The request:
Copy out each line of the listing that has the word "document" in it.

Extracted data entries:
—————

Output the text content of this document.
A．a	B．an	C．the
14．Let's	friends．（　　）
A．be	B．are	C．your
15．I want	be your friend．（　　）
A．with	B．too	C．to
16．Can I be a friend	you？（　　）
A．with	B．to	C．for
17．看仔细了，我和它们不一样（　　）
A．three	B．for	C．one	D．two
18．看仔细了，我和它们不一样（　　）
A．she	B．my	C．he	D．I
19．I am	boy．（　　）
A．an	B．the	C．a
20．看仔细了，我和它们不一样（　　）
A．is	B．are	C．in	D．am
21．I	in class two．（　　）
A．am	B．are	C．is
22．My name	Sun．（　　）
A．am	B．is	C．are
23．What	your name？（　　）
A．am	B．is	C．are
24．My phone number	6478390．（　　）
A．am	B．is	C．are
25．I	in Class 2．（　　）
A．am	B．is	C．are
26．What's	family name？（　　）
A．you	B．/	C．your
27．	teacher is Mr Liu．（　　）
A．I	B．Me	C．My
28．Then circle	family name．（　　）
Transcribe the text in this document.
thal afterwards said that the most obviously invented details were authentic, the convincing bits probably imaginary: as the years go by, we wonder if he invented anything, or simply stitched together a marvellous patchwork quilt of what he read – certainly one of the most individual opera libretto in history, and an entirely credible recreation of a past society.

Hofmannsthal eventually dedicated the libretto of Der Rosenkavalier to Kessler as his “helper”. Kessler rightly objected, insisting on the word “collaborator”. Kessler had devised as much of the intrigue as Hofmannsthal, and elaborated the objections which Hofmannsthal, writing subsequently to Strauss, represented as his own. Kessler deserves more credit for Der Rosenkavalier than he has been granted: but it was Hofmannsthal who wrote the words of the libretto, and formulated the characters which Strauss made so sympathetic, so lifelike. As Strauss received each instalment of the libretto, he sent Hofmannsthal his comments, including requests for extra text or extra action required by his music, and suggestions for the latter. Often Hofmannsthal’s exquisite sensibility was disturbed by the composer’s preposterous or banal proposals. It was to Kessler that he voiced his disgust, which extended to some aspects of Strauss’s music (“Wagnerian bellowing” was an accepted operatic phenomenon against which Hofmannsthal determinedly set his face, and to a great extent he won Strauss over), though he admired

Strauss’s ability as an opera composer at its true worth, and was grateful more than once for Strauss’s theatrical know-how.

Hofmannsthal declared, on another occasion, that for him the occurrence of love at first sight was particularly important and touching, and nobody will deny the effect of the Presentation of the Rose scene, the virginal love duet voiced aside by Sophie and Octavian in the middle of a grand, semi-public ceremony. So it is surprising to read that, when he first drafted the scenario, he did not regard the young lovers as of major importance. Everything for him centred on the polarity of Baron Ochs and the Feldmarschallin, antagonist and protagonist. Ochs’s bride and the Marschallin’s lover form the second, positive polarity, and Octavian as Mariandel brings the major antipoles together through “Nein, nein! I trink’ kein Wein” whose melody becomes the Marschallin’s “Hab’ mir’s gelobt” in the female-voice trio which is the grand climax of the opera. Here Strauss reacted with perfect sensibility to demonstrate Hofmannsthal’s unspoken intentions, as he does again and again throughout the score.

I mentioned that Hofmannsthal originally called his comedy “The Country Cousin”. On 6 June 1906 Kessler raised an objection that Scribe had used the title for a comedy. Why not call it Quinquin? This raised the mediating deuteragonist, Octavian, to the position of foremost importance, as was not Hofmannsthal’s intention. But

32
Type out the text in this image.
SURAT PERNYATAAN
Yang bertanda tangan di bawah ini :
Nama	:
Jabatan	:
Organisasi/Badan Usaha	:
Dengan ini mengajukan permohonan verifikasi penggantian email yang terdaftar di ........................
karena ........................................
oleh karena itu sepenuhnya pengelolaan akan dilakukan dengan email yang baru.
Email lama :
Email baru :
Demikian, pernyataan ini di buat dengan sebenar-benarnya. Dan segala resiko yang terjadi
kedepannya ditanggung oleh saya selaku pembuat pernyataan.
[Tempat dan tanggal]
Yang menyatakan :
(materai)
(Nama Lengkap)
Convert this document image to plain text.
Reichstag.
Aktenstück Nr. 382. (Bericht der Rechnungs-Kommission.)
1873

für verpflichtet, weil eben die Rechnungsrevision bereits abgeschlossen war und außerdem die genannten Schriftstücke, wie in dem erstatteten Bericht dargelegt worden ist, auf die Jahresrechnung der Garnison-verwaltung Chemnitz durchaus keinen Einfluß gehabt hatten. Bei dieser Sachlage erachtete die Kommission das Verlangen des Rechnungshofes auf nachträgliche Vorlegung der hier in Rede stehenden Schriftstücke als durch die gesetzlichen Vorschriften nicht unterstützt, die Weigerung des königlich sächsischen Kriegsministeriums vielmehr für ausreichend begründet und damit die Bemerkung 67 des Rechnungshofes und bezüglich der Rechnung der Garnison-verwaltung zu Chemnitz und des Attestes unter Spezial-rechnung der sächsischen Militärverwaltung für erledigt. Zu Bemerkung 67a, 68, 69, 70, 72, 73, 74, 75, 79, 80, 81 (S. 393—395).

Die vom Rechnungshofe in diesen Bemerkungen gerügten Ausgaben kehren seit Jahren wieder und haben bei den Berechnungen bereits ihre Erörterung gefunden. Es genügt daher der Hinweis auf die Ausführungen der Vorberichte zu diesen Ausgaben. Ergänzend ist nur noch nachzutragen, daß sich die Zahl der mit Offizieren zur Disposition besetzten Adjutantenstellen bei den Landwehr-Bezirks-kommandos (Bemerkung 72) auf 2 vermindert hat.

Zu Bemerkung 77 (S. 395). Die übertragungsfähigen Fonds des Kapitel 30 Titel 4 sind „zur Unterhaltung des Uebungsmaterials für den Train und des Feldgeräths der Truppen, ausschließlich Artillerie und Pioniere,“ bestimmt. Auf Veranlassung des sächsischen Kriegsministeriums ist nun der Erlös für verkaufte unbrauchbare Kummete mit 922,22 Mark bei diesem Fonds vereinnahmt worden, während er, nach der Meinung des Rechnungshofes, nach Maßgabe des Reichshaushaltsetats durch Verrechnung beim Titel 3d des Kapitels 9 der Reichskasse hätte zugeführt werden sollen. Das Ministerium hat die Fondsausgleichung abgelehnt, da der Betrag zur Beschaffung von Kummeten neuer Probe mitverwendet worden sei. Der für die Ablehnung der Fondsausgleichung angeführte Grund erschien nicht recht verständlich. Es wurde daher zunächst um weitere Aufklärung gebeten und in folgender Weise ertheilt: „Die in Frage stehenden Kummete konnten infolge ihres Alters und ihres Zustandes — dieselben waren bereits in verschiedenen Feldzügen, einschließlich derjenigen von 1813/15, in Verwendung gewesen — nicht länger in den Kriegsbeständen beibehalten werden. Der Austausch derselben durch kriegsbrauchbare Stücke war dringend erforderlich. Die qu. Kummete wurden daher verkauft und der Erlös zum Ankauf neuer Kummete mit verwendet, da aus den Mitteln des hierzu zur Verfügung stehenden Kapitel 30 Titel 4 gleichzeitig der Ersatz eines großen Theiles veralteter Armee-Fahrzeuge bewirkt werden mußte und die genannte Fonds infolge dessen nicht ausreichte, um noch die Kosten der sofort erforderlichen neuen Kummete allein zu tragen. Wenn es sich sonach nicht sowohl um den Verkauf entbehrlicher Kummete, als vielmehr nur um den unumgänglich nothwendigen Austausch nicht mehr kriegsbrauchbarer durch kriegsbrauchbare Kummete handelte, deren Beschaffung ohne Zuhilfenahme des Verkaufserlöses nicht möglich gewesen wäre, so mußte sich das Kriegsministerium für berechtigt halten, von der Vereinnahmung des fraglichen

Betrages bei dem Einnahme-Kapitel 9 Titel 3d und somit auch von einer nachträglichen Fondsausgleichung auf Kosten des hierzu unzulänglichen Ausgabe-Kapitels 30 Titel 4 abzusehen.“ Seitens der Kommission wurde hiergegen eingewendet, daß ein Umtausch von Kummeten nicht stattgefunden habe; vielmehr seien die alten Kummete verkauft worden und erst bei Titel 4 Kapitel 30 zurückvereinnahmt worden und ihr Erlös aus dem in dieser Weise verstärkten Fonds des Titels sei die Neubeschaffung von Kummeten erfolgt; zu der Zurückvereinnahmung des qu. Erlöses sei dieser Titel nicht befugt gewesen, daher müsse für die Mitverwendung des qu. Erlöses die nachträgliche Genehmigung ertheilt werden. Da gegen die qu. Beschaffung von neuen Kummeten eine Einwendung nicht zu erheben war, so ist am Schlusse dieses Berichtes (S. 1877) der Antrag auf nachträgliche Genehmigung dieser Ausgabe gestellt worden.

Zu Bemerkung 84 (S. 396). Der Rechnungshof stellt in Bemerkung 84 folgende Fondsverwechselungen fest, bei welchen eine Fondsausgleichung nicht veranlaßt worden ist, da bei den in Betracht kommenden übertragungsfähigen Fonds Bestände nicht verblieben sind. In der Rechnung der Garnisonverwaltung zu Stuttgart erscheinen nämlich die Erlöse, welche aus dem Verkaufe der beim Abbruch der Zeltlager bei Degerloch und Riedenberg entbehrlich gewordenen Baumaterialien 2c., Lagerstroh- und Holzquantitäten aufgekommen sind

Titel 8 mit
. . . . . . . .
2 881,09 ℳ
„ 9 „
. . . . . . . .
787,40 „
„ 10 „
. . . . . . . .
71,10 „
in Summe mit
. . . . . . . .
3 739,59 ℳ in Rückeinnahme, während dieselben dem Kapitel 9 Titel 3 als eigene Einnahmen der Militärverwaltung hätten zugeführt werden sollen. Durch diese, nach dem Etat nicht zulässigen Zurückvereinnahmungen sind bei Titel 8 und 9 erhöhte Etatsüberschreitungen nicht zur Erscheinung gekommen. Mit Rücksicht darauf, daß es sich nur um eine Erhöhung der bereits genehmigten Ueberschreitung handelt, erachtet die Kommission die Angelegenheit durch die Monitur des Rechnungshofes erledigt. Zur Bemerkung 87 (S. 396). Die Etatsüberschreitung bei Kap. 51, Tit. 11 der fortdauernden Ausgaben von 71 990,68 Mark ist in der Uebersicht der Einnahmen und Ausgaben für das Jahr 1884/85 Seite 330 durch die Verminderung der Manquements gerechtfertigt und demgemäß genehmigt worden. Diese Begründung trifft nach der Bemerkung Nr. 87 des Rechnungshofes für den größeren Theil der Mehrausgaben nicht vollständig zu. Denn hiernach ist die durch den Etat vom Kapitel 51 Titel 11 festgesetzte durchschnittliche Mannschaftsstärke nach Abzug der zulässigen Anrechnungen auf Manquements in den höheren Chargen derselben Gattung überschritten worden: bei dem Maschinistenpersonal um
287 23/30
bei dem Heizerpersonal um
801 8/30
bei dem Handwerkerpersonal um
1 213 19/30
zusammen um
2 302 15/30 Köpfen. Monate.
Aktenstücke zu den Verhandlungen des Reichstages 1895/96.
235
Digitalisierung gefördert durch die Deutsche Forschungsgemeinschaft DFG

—————

The completed task:
Output the text content of this document.
Transcribe the text in this document.
Convert this document image to plain text.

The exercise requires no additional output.